• Rows:
[Start]
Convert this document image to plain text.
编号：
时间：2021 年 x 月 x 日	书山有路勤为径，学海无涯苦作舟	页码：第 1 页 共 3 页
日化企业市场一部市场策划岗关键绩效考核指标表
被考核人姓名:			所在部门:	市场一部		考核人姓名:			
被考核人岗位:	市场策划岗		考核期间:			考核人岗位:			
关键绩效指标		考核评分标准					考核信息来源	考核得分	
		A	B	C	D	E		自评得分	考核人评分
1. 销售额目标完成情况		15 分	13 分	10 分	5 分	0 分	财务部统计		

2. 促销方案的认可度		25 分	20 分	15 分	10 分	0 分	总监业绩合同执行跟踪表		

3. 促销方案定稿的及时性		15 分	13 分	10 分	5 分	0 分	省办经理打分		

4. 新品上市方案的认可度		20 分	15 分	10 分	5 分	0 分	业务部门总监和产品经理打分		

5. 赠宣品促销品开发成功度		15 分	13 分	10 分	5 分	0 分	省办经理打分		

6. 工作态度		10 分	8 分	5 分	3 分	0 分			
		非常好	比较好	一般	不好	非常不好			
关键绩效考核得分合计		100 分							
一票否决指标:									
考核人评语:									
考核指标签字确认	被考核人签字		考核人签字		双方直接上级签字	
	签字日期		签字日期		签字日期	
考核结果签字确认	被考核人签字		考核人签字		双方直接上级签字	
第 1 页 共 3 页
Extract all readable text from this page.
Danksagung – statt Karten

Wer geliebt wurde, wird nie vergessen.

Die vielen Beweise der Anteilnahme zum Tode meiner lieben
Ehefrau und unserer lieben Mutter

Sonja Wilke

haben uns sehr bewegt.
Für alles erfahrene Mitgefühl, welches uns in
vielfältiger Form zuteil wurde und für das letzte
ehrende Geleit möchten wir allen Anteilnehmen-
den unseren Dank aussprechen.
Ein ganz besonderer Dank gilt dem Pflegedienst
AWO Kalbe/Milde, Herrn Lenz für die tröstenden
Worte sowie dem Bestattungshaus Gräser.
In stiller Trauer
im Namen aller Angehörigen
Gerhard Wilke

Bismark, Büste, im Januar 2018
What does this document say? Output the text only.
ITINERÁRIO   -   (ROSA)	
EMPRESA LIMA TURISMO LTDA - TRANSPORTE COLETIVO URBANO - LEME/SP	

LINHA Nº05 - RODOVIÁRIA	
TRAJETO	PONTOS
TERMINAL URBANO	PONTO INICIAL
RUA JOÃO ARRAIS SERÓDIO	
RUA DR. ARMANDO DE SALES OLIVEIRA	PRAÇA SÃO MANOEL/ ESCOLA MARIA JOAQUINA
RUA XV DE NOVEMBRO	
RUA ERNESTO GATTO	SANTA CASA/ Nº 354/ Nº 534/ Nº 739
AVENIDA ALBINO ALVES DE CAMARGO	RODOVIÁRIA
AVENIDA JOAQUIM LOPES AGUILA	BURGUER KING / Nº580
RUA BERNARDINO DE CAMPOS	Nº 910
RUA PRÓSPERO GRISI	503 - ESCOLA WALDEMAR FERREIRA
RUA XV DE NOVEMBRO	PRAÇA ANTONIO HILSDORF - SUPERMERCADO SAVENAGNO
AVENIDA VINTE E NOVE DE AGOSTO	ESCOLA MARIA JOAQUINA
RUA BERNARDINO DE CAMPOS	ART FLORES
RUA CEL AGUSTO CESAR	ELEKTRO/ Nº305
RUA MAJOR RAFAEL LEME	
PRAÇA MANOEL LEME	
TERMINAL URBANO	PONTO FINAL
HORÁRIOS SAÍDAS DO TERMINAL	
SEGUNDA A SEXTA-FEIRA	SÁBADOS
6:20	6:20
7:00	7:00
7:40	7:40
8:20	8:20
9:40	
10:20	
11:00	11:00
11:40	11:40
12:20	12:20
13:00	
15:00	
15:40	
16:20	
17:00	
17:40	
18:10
[End]
• Work to do:
Gather each line of the records holding the string "MANOEL".

• Finished exercise:
RUA DR. ARMANDO DE SALES OLIVEIRA	PRAÇA SÃO MANOEL/ ESCOLA MARIA JOAQUINA
PRAÇA MANOEL LEME	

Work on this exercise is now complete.